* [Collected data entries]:
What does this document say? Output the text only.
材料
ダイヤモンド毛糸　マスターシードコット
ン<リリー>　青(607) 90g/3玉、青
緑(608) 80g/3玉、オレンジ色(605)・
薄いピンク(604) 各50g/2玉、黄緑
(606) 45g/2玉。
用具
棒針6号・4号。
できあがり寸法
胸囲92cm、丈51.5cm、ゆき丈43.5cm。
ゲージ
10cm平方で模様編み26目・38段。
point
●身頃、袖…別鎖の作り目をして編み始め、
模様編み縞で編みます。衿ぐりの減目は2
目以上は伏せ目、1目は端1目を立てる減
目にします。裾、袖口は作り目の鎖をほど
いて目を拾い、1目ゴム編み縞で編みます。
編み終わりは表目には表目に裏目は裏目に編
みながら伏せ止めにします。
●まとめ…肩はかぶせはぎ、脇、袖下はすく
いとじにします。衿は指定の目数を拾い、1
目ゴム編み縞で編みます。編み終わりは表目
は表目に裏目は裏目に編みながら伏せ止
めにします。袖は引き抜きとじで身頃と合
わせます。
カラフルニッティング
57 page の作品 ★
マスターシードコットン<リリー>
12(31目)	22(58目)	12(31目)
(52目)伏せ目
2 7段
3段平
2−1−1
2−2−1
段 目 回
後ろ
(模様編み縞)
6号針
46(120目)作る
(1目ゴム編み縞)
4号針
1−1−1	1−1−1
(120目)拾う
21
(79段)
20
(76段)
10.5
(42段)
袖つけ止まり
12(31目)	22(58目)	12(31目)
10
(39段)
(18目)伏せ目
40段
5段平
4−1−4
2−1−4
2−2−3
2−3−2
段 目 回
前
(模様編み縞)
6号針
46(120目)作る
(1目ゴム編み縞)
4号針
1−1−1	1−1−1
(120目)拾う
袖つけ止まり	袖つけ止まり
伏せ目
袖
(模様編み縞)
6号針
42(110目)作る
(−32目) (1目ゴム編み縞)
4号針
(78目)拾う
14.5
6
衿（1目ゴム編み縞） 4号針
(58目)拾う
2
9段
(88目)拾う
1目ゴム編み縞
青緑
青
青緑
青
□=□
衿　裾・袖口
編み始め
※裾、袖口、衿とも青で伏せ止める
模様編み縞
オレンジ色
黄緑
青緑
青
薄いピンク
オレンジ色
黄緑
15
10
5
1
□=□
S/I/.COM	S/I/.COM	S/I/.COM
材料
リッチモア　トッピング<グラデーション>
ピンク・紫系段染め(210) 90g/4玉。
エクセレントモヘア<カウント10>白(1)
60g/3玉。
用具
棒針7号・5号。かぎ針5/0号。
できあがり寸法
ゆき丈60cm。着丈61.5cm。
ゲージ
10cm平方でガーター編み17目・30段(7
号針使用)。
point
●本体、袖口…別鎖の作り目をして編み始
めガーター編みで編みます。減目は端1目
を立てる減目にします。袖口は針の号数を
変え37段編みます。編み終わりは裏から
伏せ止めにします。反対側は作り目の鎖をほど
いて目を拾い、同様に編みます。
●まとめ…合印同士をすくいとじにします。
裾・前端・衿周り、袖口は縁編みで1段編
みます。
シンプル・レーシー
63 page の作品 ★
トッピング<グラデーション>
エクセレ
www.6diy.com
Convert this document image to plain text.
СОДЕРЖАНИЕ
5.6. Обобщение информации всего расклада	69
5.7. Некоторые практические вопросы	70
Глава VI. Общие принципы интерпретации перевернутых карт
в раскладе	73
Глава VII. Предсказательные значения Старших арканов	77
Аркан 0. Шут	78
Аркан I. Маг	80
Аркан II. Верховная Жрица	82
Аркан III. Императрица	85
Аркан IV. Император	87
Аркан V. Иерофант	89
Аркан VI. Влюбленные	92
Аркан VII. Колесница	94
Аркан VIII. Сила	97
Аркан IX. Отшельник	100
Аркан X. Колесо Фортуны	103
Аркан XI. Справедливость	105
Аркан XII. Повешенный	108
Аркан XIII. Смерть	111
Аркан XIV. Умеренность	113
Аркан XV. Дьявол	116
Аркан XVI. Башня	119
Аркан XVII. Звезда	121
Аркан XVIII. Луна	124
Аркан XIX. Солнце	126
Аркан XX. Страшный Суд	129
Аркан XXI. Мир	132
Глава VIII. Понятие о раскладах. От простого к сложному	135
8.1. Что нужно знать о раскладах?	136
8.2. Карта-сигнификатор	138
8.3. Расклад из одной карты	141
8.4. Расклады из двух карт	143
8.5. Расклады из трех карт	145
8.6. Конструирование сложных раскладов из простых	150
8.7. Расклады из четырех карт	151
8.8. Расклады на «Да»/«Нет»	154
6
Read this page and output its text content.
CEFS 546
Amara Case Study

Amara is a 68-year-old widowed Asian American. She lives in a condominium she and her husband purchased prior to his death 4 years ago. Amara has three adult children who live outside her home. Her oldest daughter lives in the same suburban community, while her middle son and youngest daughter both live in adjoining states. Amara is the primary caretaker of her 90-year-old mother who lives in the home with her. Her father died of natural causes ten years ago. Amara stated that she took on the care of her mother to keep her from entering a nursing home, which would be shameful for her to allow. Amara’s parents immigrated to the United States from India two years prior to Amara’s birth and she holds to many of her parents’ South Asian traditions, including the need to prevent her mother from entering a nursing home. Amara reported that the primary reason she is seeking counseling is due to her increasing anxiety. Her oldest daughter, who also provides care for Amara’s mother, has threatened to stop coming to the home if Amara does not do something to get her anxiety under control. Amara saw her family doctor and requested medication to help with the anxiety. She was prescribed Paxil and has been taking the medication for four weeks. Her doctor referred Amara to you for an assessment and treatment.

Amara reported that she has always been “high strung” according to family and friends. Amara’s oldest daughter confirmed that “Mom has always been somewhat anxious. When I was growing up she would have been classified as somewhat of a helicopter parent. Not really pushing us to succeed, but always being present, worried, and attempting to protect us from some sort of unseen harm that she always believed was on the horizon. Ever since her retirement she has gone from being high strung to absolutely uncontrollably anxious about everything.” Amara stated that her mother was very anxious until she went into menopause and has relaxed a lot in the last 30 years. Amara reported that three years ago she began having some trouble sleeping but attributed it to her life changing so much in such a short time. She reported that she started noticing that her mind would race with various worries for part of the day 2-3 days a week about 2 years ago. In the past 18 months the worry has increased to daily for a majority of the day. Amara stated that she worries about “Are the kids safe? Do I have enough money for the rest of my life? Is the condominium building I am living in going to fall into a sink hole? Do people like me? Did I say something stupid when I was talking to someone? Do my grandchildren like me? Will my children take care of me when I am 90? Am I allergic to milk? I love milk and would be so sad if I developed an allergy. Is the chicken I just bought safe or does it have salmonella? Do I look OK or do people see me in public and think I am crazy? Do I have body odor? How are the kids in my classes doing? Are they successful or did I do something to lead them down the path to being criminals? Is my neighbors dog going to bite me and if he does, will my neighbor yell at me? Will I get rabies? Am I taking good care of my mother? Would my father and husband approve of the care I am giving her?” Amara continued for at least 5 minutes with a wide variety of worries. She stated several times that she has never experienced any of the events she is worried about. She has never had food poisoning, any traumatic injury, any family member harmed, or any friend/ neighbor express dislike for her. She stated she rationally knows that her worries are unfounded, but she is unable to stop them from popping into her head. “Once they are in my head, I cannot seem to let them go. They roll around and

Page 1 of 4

* [What the task asks]:
Output every record above exactly as it appears.

* [Response to this exercise]:
What does this document say? Output the text only.
材料
ダイヤモンド毛糸　マスターシードコット
ン<リリー>　青(607) 90g/3玉、青
緑(608) 80g/3玉、オレンジ色(605)・
薄いピンク(604) 各50g/2玉、黄緑
(606) 45g/2玉。
用具
棒針6号・4号。
できあがり寸法
胸囲92cm、丈51.5cm、ゆき丈43.5cm。
ゲージ
10cm平方で模様編み26目・38段。
point
●身頃、袖…別鎖の作り目をして編み始め、
模様編み縞で編みます。衿ぐりの減目は2
目以上は伏せ目、1目は端1目を立てる減
目にします。裾、袖口は作り目の鎖をほど
いて目を拾い、1目ゴム編み縞で編みます。
編み終わりは表目には表目に裏目は裏目に編
みながら伏せ止めにします。
●まとめ…肩はかぶせはぎ、脇、袖下はすく
いとじにします。衿は指定の目数を拾い、1
目ゴム編み縞で編みます。編み終わりは表目
は表目に裏目は裏目に編みながら伏せ止
めにします。袖は引き抜きとじで身頃と合
わせます。
カラフルニッティング
57 page の作品 ★
マスターシードコットン<リリー>
12(31目)	22(58目)	12(31目)
(52目)伏せ目
2 7段
3段平
2−1−1
2−2−1
段 目 回
後ろ
(模様編み縞)
6号針
46(120目)作る
(1目ゴム編み縞)
4号針
1−1−1	1−1−1
(120目)拾う
21
(79段)
20
(76段)
10.5
(42段)
袖つけ止まり
12(31目)	22(58目)	12(31目)
10
(39段)
(18目)伏せ目
40段
5段平
4−1−4
2−1−4
2−2−3
2−3−2
段 目 回
前
(模様編み縞)
6号針
46(120目)作る
(1目ゴム編み縞)
4号針
1−1−1	1−1−1
(120目)拾う
袖つけ止まり	袖つけ止まり
伏せ目
袖
(模様編み縞)
6号針
42(110目)作る
(−32目) (1目ゴム編み縞)
4号針
(78目)拾う
14.5
6
衿（1目ゴム編み縞） 4号針
(58目)拾う
2
9段
(88目)拾う
1目ゴム編み縞
青緑
青
青緑
青
□=□
衿　裾・袖口
編み始め
※裾、袖口、衿とも青で伏せ止める
模様編み縞
オレンジ色
黄緑
青緑
青
薄いピンク
オレンジ色
黄緑
15
10
5
1
□=□
S/I/.COM	S/I/.COM	S/I/.COM
材料
リッチモア　トッピング<グラデーション>
ピンク・紫系段染め(210) 90g/4玉。
エクセレントモヘア<カウント10>白(1)
60g/3玉。
用具
棒針7号・5号。かぎ針5/0号。
できあがり寸法
ゆき丈60cm。着丈61.5cm。
ゲージ
10cm平方でガーター編み17目・30段(7
号針使用)。
point
●本体、袖口…別鎖の作り目をして編み始
めガーター編みで編みます。減目は端1目
を立てる減目にします。袖口は針の号数を
変え37段編みます。編み終わりは裏から
伏せ止めにします。反対側は作り目の鎖をほど
いて目を拾い、同様に編みます。
●まとめ…合印同士をすくいとじにします。
裾・前端・衿周り、袖口は縁編みで1段編
みます。
シンプル・レーシー
63 page の作品 ★
トッピング<グラデーション>
エクセレ
www.6diy.com
Convert this document image to plain text.
СОДЕРЖАНИЕ
5.6. Обобщение информации всего расклада	69
5.7. Некоторые практические вопросы	70
Глава VI. Общие принципы интерпретации перевернутых карт
в раскладе	73
Глава VII. Предсказательные значения Старших арканов	77
Аркан 0. Шут	78
Аркан I. Маг	80
Аркан II. Верховная Жрица	82
Аркан III. Императрица	85
Аркан IV. Император	87
Аркан V. Иерофант	89
Аркан VI. Влюбленные	92
Аркан VII. Колесница	94
Аркан VIII. Сила	97
Аркан IX. Отшельник	100
Аркан X. Колесо Фортуны	103
Аркан XI. Справедливость	105
Аркан XII. Повешенный	108
Аркан XIII. Смерть	111
Аркан XIV. Умеренность	113
Аркан XV. Дьявол	116
Аркан XVI. Башня	119
Аркан XVII. Звезда	121
Аркан XVIII. Луна	124
Аркан XIX. Солнце	126
Аркан XX. Страшный Суд	129
Аркан XXI. Мир	132
Глава VIII. Понятие о раскладах. От простого к сложному	135
8.1. Что нужно знать о раскладах?	136
8.2. Карта-сигнификатор	138
8.3. Расклад из одной карты	141
8.4. Расклады из двух карт	143
8.5. Расклады из трех карт	145
8.6. Конструирование сложных раскладов из простых	150
8.7. Расклады из четырех карт	151
8.8. Расклады на «Да»/«Нет»	154
6
Read this page and output its text content.
CEFS 546
Amara Case Study

Amara is a 68-year-old widowed Asian American. She lives in a condominium she and her husband purchased prior to his death 4 years ago. Amara has three adult children who live outside her home. Her oldest daughter lives in the same suburban community, while her middle son and youngest daughter both live in adjoining states. Amara is the primary caretaker of her 90-year-old mother who lives in the home with her. Her father died of natural causes ten years ago. Amara stated that she took on the care of her mother to keep her from entering a nursing home, which would be shameful for her to allow. Amara’s parents immigrated to the United States from India two years prior to Amara’s birth and she holds to many of her parents’ South Asian traditions, including the need to prevent her mother from entering a nursing home. Amara reported that the primary reason she is seeking counseling is due to her increasing anxiety. Her oldest daughter, who also provides care for Amara’s mother, has threatened to stop coming to the home if Amara does not do something to get her anxiety under control. Amara saw her family doctor and requested medication to help with the anxiety. She was prescribed Paxil and has been taking the medication for four weeks. Her doctor referred Amara to you for an assessment and treatment.

Amara reported that she has always been “high strung” according to family and friends. Amara’s oldest daughter confirmed that “Mom has always been somewhat anxious. When I was growing up she would have been classified as somewhat of a helicopter parent. Not really pushing us to succeed, but always being present, worried, and attempting to protect us from some sort of unseen harm that she always believed was on the horizon. Ever since her retirement she has gone from being high strung to absolutely uncontrollably anxious about everything.” Amara stated that her mother was very anxious until she went into menopause and has relaxed a lot in the last 30 years. Amara reported that three years ago she began having some trouble sleeping but attributed it to her life changing so much in such a short time. She reported that she started noticing that her mind would race with various worries for part of the day 2-3 days a week about 2 years ago. In the past 18 months the worry has increased to daily for a majority of the day. Amara stated that she worries about “Are the kids safe? Do I have enough money for the rest of my life? Is the condominium building I am living in going to fall into a sink hole? Do people like me? Did I say something stupid when I was talking to someone? Do my grandchildren like me? Will my children take care of me when I am 90? Am I allergic to milk? I love milk and would be so sad if I developed an allergy. Is the chicken I just bought safe or does it have salmonella? Do I look OK or do people see me in public and think I am crazy? Do I have body odor? How are the kids in my classes doing? Are they successful or did I do something to lead them down the path to being criminals? Is my neighbors dog going to bite me and if he does, will my neighbor yell at me? Will I get rabies? Am I taking good care of my mother? Would my father and husband approve of the care I am giving her?” Amara continued for at least 5 minutes with a wide variety of worries. She stated several times that she has never experienced any of the events she is worried about. She has never had food poisoning, any traumatic injury, any family member harmed, or any friend/ neighbor express dislike for her. She stated she rationally knows that her worries are unfounded, but she is unable to stop them from popping into her head. “Once they are in my head, I cannot seem to let them go. They roll around and

Page 1 of 4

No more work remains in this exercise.